++++ Data lines ++++

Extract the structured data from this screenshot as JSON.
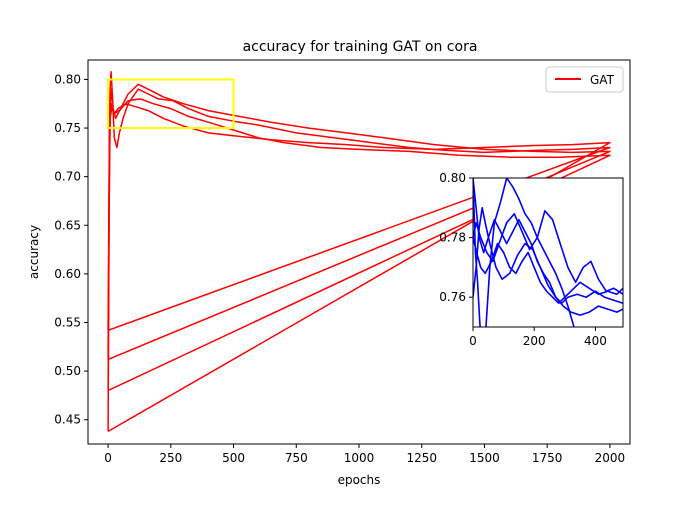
{
  "chart_data": {
    "type": "line",
    "title": "accuracy for training GAT on cora",
    "xlabel": "epochs",
    "ylabel": "accuracy",
    "xlim": [
      -80,
      2080
    ],
    "ylim": [
      0.425,
      0.82
    ],
    "xticks": [
      0,
      250,
      500,
      750,
      1000,
      1250,
      1500,
      1750,
      2000
    ],
    "xtick_labels": [
      "0",
      "250",
      "500",
      "750",
      "1000",
      "1250",
      "1500",
      "1750",
      "2000"
    ],
    "yticks": [
      0.45,
      0.5,
      0.55,
      0.6,
      0.65,
      0.7,
      0.75,
      0.8
    ],
    "ytick_labels": [
      "0.45",
      "0.50",
      "0.55",
      "0.60",
      "0.65",
      "0.70",
      "0.75",
      "0.80"
    ],
    "legend": {
      "position": "top-right",
      "entries": [
        {
          "label": "GAT",
          "color": "#ff0000"
        }
      ]
    },
    "series": [
      {
        "name": "GAT",
        "color": "#ff0000",
        "points": [
          [
            0,
            0.438
          ],
          [
            3,
            0.6
          ],
          [
            5,
            0.75
          ],
          [
            8,
            0.79
          ],
          [
            12,
            0.808
          ],
          [
            18,
            0.78
          ],
          [
            25,
            0.74
          ],
          [
            35,
            0.73
          ],
          [
            45,
            0.745
          ],
          [
            60,
            0.76
          ],
          [
            80,
            0.775
          ],
          [
            120,
            0.79
          ],
          [
            160,
            0.785
          ],
          [
            200,
            0.78
          ],
          [
            260,
            0.778
          ],
          [
            320,
            0.77
          ],
          [
            400,
            0.762
          ],
          [
            500,
            0.757
          ],
          [
            600,
            0.753
          ],
          [
            750,
            0.745
          ],
          [
            900,
            0.74
          ],
          [
            1050,
            0.735
          ],
          [
            1200,
            0.73
          ],
          [
            1350,
            0.727
          ],
          [
            1500,
            0.725
          ],
          [
            1700,
            0.727
          ],
          [
            1850,
            0.728
          ],
          [
            2000,
            0.73
          ],
          [
            0,
            0.542
          ]
        ]
      },
      {
        "name": "GAT",
        "color": "#ff0000",
        "points": [
          [
            0,
            0.542
          ],
          [
            4,
            0.7
          ],
          [
            8,
            0.77
          ],
          [
            14,
            0.79
          ],
          [
            20,
            0.77
          ],
          [
            30,
            0.76
          ],
          [
            50,
            0.77
          ],
          [
            80,
            0.785
          ],
          [
            120,
            0.795
          ],
          [
            160,
            0.79
          ],
          [
            220,
            0.782
          ],
          [
            300,
            0.775
          ],
          [
            400,
            0.768
          ],
          [
            500,
            0.763
          ],
          [
            650,
            0.756
          ],
          [
            800,
            0.75
          ],
          [
            950,
            0.745
          ],
          [
            1100,
            0.74
          ],
          [
            1300,
            0.733
          ],
          [
            1500,
            0.728
          ],
          [
            1700,
            0.726
          ],
          [
            1850,
            0.725
          ],
          [
            2000,
            0.726
          ],
          [
            0,
            0.512
          ]
        ]
      },
      {
        "name": "GAT",
        "color": "#ff0000",
        "points": [
          [
            0,
            0.512
          ],
          [
            4,
            0.68
          ],
          [
            8,
            0.76
          ],
          [
            14,
            0.775
          ],
          [
            25,
            0.765
          ],
          [
            45,
            0.768
          ],
          [
            80,
            0.778
          ],
          [
            130,
            0.78
          ],
          [
            180,
            0.775
          ],
          [
            250,
            0.77
          ],
          [
            320,
            0.762
          ],
          [
            400,
            0.756
          ],
          [
            500,
            0.748
          ],
          [
            600,
            0.74
          ],
          [
            700,
            0.735
          ],
          [
            850,
            0.73
          ],
          [
            1000,
            0.728
          ],
          [
            1200,
            0.726
          ],
          [
            1400,
            0.722
          ],
          [
            1600,
            0.72
          ],
          [
            1800,
            0.72
          ],
          [
            2000,
            0.722
          ],
          [
            0,
            0.48
          ]
        ]
      },
      {
        "name": "GAT",
        "color": "#ff0000",
        "points": [
          [
            0,
            0.48
          ],
          [
            4,
            0.66
          ],
          [
            8,
            0.76
          ],
          [
            14,
            0.77
          ],
          [
            25,
            0.765
          ],
          [
            40,
            0.77
          ],
          [
            70,
            0.775
          ],
          [
            110,
            0.772
          ],
          [
            160,
            0.768
          ],
          [
            220,
            0.76
          ],
          [
            300,
            0.752
          ],
          [
            400,
            0.745
          ],
          [
            500,
            0.742
          ],
          [
            650,
            0.738
          ],
          [
            800,
            0.735
          ],
          [
            950,
            0.733
          ],
          [
            1100,
            0.73
          ],
          [
            1300,
            0.728
          ],
          [
            1500,
            0.73
          ],
          [
            1700,
            0.732
          ],
          [
            1850,
            0.733
          ],
          [
            2000,
            0.735
          ],
          [
            0,
            0.438
          ]
        ]
      }
    ],
    "zoom_box": {
      "x": [
        0,
        500
      ],
      "y": [
        0.75,
        0.8
      ],
      "color": "#ffff00"
    },
    "inset": {
      "type": "line",
      "xlim": [
        0,
        490
      ],
      "ylim": [
        0.75,
        0.8
      ],
      "xticks": [
        0,
        200,
        400
      ],
      "xtick_labels": [
        "0",
        "200",
        "400"
      ],
      "yticks": [
        0.76,
        0.78,
        0.8
      ],
      "ytick_labels": [
        "0.76",
        "0.78",
        "0.80"
      ],
      "color": "#0000ff",
      "series": [
        {
          "points": [
            [
              0,
              0.8
            ],
            [
              8,
              0.775
            ],
            [
              15,
              0.765
            ],
            [
              22,
              0.752
            ],
            [
              30,
              0.74
            ],
            [
              40,
              0.746
            ],
            [
              55,
              0.77
            ],
            [
              70,
              0.785
            ],
            [
              90,
              0.792
            ],
            [
              110,
              0.8
            ],
            [
              130,
              0.797
            ],
            [
              150,
              0.793
            ],
            [
              170,
              0.788
            ],
            [
              190,
              0.785
            ],
            [
              210,
              0.78
            ],
            [
              230,
              0.776
            ],
            [
              250,
              0.772
            ],
            [
              270,
              0.768
            ],
            [
              290,
              0.763
            ],
            [
              310,
              0.757
            ],
            [
              330,
              0.75
            ]
          ]
        },
        {
          "points": [
            [
              0,
              0.8
            ],
            [
              10,
              0.79
            ],
            [
              20,
              0.78
            ],
            [
              35,
              0.775
            ],
            [
              50,
              0.78
            ],
            [
              70,
              0.786
            ],
            [
              90,
              0.782
            ],
            [
              110,
              0.778
            ],
            [
              130,
              0.782
            ],
            [
              150,
              0.786
            ],
            [
              170,
              0.782
            ],
            [
              190,
              0.778
            ],
            [
              210,
              0.772
            ],
            [
              230,
              0.768
            ],
            [
              250,
              0.765
            ],
            [
              270,
              0.76
            ],
            [
              290,
              0.758
            ],
            [
              310,
              0.76
            ],
            [
              340,
              0.761
            ],
            [
              370,
              0.76
            ],
            [
              400,
              0.762
            ],
            [
              430,
              0.76
            ],
            [
              460,
              0.759
            ],
            [
              490,
              0.758
            ]
          ]
        },
        {
          "points": [
            [
              0,
              0.78
            ],
            [
              10,
              0.785
            ],
            [
              25,
              0.78
            ],
            [
              45,
              0.775
            ],
            [
              65,
              0.772
            ],
            [
              85,
              0.778
            ],
            [
              110,
              0.785
            ],
            [
              135,
              0.788
            ],
            [
              160,
              0.782
            ],
            [
              185,
              0.776
            ],
            [
              210,
              0.78
            ],
            [
              235,
              0.789
            ],
            [
              260,
              0.786
            ],
            [
              285,
              0.778
            ],
            [
              310,
              0.77
            ],
            [
              335,
              0.765
            ],
            [
              360,
              0.77
            ],
            [
              385,
              0.772
            ],
            [
              410,
              0.766
            ],
            [
              435,
              0.762
            ],
            [
              460,
              0.763
            ],
            [
              490,
              0.761
            ]
          ]
        },
        {
          "points": [
            [
              0,
              0.78
            ],
            [
              12,
              0.775
            ],
            [
              25,
              0.77
            ],
            [
              40,
              0.768
            ],
            [
              60,
              0.772
            ],
            [
              80,
              0.778
            ],
            [
              100,
              0.775
            ],
            [
              120,
              0.77
            ],
            [
              140,
              0.768
            ],
            [
              160,
              0.772
            ],
            [
              180,
              0.775
            ],
            [
              200,
              0.77
            ],
            [
              220,
              0.765
            ],
            [
              240,
              0.762
            ],
            [
              260,
              0.76
            ],
            [
              280,
              0.758
            ],
            [
              300,
              0.76
            ],
            [
              320,
              0.762
            ],
            [
              350,
              0.765
            ],
            [
              380,
              0.763
            ],
            [
              410,
              0.761
            ],
            [
              440,
              0.762
            ],
            [
              470,
              0.761
            ],
            [
              490,
              0.763
            ]
          ]
        },
        {
          "points": [
            [
              0,
              0.76
            ],
            [
              10,
              0.77
            ],
            [
              20,
              0.783
            ],
            [
              30,
              0.79
            ],
            [
              40,
              0.785
            ],
            [
              55,
              0.778
            ],
            [
              75,
              0.77
            ],
            [
              95,
              0.766
            ],
            [
              120,
              0.768
            ],
            [
              145,
              0.774
            ],
            [
              170,
              0.778
            ],
            [
              195,
              0.776
            ],
            [
              220,
              0.77
            ],
            [
              245,
              0.764
            ],
            [
              270,
              0.76
            ],
            [
              295,
              0.757
            ],
            [
              320,
              0.755
            ],
            [
              350,
              0.754
            ],
            [
              380,
              0.755
            ],
            [
              410,
              0.757
            ],
            [
              440,
              0.756
            ],
            [
              470,
              0.755
            ],
            [
              490,
              0.756
            ]
          ]
        }
      ]
    }
  }
}
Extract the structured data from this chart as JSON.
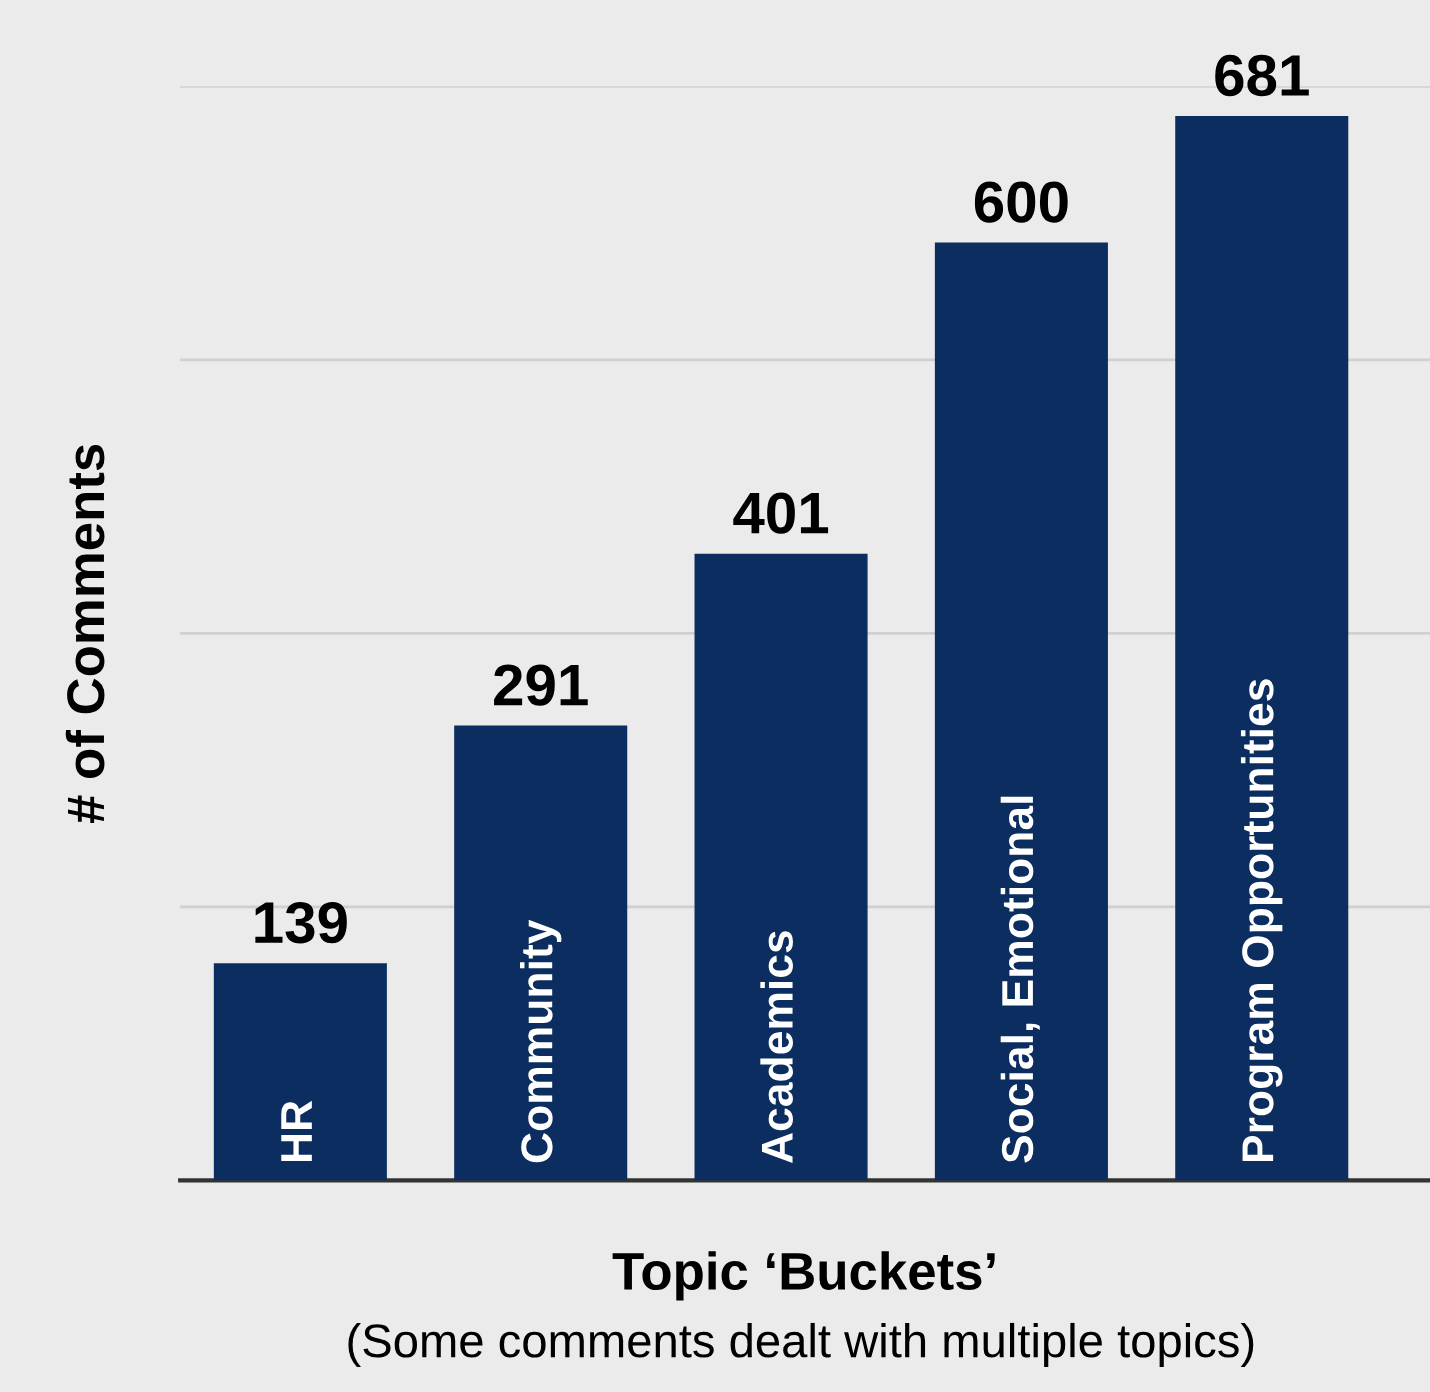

++++

Pick out the lines that include the word "JSON" and write them out.

:: The answer ::
Extract the structured data from this screenshot as JSON.
Extract the structured data from this chart as JSON.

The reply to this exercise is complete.